■ Brief:
Return each entry exactly, omitting nothing.

■ Input:
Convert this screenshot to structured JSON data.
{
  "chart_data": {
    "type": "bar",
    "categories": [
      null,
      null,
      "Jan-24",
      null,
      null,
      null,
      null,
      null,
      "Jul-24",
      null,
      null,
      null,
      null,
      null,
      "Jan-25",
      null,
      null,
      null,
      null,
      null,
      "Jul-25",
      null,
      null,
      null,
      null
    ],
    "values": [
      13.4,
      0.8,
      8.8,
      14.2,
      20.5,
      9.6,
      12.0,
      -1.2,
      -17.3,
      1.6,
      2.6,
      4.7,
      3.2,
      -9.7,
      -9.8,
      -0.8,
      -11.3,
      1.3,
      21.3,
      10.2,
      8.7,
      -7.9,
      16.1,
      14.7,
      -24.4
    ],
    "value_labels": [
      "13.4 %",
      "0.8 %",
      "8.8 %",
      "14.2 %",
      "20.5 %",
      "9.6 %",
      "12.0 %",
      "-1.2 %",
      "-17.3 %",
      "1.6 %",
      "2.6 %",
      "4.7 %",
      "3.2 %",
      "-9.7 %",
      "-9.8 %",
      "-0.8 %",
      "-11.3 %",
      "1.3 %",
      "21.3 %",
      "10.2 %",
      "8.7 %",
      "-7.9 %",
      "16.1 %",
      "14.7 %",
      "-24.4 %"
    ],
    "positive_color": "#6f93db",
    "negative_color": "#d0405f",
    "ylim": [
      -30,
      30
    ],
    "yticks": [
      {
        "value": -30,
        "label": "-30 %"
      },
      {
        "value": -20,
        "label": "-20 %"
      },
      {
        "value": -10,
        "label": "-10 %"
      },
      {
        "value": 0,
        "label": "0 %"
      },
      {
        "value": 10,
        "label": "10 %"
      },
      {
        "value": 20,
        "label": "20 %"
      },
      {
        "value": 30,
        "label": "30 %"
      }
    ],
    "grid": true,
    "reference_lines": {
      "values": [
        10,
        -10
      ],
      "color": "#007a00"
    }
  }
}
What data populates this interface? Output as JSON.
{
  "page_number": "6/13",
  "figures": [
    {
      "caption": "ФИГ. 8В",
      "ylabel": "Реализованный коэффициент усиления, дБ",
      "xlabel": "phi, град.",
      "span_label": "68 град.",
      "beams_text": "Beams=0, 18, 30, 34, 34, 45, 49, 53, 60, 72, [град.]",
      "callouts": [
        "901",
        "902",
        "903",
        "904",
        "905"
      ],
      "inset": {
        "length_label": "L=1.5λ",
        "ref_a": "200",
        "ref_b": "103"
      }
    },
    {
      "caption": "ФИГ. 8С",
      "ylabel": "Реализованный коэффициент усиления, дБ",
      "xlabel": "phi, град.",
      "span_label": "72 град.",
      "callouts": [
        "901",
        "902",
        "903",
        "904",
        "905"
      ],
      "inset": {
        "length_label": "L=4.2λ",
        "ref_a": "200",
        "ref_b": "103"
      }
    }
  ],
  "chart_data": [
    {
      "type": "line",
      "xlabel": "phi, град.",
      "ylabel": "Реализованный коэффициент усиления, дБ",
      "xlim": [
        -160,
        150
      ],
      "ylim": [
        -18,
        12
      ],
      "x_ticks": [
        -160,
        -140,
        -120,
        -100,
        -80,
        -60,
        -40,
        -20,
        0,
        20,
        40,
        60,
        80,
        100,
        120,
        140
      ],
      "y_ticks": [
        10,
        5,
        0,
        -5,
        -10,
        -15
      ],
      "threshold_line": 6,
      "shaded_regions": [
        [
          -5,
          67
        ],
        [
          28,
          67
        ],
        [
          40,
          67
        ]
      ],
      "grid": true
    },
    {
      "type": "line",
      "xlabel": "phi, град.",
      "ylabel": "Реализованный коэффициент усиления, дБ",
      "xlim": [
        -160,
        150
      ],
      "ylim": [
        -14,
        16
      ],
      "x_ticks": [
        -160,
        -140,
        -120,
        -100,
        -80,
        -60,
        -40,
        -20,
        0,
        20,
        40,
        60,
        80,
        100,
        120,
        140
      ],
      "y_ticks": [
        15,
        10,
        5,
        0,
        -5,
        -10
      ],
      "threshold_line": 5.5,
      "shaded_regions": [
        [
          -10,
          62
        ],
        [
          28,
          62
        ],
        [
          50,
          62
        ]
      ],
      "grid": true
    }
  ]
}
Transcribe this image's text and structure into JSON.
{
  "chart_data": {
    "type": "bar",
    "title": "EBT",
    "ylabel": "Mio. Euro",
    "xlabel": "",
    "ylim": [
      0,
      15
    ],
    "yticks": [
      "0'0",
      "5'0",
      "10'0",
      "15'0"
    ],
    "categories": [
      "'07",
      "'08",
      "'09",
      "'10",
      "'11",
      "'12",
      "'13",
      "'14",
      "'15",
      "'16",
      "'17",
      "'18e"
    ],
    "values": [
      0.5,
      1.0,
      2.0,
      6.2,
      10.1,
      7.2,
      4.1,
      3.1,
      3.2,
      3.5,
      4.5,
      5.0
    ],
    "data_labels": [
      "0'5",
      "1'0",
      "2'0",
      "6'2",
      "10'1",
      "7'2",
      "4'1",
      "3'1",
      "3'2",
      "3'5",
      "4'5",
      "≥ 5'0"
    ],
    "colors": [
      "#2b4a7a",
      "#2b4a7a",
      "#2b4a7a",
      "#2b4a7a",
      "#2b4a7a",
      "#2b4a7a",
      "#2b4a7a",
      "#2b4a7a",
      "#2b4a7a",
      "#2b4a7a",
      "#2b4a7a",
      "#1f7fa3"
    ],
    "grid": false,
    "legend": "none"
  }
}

■ Exercise result:
Convert this screenshot to structured JSON data.
{
  "chart_data": {
    "type": "bar",
    "categories": [
      null,
      null,
      "Jan-24",
      null,
      null,
      null,
      null,
      null,
      "Jul-24",
      null,
      null,
      null,
      null,
      null,
      "Jan-25",
      null,
      null,
      null,
      null,
      null,
      "Jul-25",
      null,
      null,
      null,
      null
    ],
    "values": [
      13.4,
      0.8,
      8.8,
      14.2,
      20.5,
      9.6,
      12.0,
      -1.2,
      -17.3,
      1.6,
      2.6,
      4.7,
      3.2,
      -9.7,
      -9.8,
      -0.8,
      -11.3,
      1.3,
      21.3,
      10.2,
      8.7,
      -7.9,
      16.1,
      14.7,
      -24.4
    ],
    "value_labels": [
      "13.4 %",
      "0.8 %",
      "8.8 %",
      "14.2 %",
      "20.5 %",
      "9.6 %",
      "12.0 %",
      "-1.2 %",
      "-17.3 %",
      "1.6 %",
      "2.6 %",
      "4.7 %",
      "3.2 %",
      "-9.7 %",
      "-9.8 %",
      "-0.8 %",
      "-11.3 %",
      "1.3 %",
      "21.3 %",
      "10.2 %",
      "8.7 %",
      "-7.9 %",
      "16.1 %",
      "14.7 %",
      "-24.4 %"
    ],
    "positive_color": "#6f93db",
    "negative_color": "#d0405f",
    "ylim": [
      -30,
      30
    ],
    "yticks": [
      {
        "value": -30,
        "label": "-30 %"
      },
      {
        "value": -20,
        "label": "-20 %"
      },
      {
        "value": -10,
        "label": "-10 %"
      },
      {
        "value": 0,
        "label": "0 %"
      },
      {
        "value": 10,
        "label": "10 %"
      },
      {
        "value": 20,
        "label": "20 %"
      },
      {
        "value": 30,
        "label": "30 %"
      }
    ],
    "grid": true,
    "reference_lines": {
      "values": [
        10,
        -10
      ],
      "color": "#007a00"
    }
  }
}
What data populates this interface? Output as JSON.
{
  "page_number": "6/13",
  "figures": [
    {
      "caption": "ФИГ. 8В",
      "ylabel": "Реализованный коэффициент усиления, дБ",
      "xlabel": "phi, град.",
      "span_label": "68 град.",
      "beams_text": "Beams=0, 18, 30, 34, 34, 45, 49, 53, 60, 72, [град.]",
      "callouts": [
        "901",
        "902",
        "903",
        "904",
        "905"
      ],
      "inset": {
        "length_label": "L=1.5λ",
        "ref_a": "200",
        "ref_b": "103"
      }
    },
    {
      "caption": "ФИГ. 8С",
      "ylabel": "Реализованный коэффициент усиления, дБ",
      "xlabel": "phi, град.",
      "span_label": "72 град.",
      "callouts": [
        "901",
        "902",
        "903",
        "904",
        "905"
      ],
      "inset": {
        "length_label": "L=4.2λ",
        "ref_a": "200",
        "ref_b": "103"
      }
    }
  ],
  "chart_data": [
    {
      "type": "line",
      "xlabel": "phi, град.",
      "ylabel": "Реализованный коэффициент усиления, дБ",
      "xlim": [
        -160,
        150
      ],
      "ylim": [
        -18,
        12
      ],
      "x_ticks": [
        -160,
        -140,
        -120,
        -100,
        -80,
        -60,
        -40,
        -20,
        0,
        20,
        40,
        60,
        80,
        100,
        120,
        140
      ],
      "y_ticks": [
        10,
        5,
        0,
        -5,
        -10,
        -15
      ],
      "threshold_line": 6,
      "shaded_regions": [
        [
          -5,
          67
        ],
        [
          28,
          67
        ],
        [
          40,
          67
        ]
      ],
      "grid": true
    },
    {
      "type": "line",
      "xlabel": "phi, град.",
      "ylabel": "Реализованный коэффициент усиления, дБ",
      "xlim": [
        -160,
        150
      ],
      "ylim": [
        -14,
        16
      ],
      "x_ticks": [
        -160,
        -140,
        -120,
        -100,
        -80,
        -60,
        -40,
        -20,
        0,
        20,
        40,
        60,
        80,
        100,
        120,
        140
      ],
      "y_ticks": [
        15,
        10,
        5,
        0,
        -5,
        -10
      ],
      "threshold_line": 5.5,
      "shaded_regions": [
        [
          -10,
          62
        ],
        [
          28,
          62
        ],
        [
          50,
          62
        ]
      ],
      "grid": true
    }
  ]
}
Transcribe this image's text and structure into JSON.
{
  "chart_data": {
    "type": "bar",
    "title": "EBT",
    "ylabel": "Mio. Euro",
    "xlabel": "",
    "ylim": [
      0,
      15
    ],
    "yticks": [
      "0'0",
      "5'0",
      "10'0",
      "15'0"
    ],
    "categories": [
      "'07",
      "'08",
      "'09",
      "'10",
      "'11",
      "'12",
      "'13",
      "'14",
      "'15",
      "'16",
      "'17",
      "'18e"
    ],
    "values": [
      0.5,
      1.0,
      2.0,
      6.2,
      10.1,
      7.2,
      4.1,
      3.1,
      3.2,
      3.5,
      4.5,
      5.0
    ],
    "data_labels": [
      "0'5",
      "1'0",
      "2'0",
      "6'2",
      "10'1",
      "7'2",
      "4'1",
      "3'1",
      "3'2",
      "3'5",
      "4'5",
      "≥ 5'0"
    ],
    "colors": [
      "#2b4a7a",
      "#2b4a7a",
      "#2b4a7a",
      "#2b4a7a",
      "#2b4a7a",
      "#2b4a7a",
      "#2b4a7a",
      "#2b4a7a",
      "#2b4a7a",
      "#2b4a7a",
      "#2b4a7a",
      "#1f7fa3"
    ],
    "grid": false,
    "legend": "none"
  }
}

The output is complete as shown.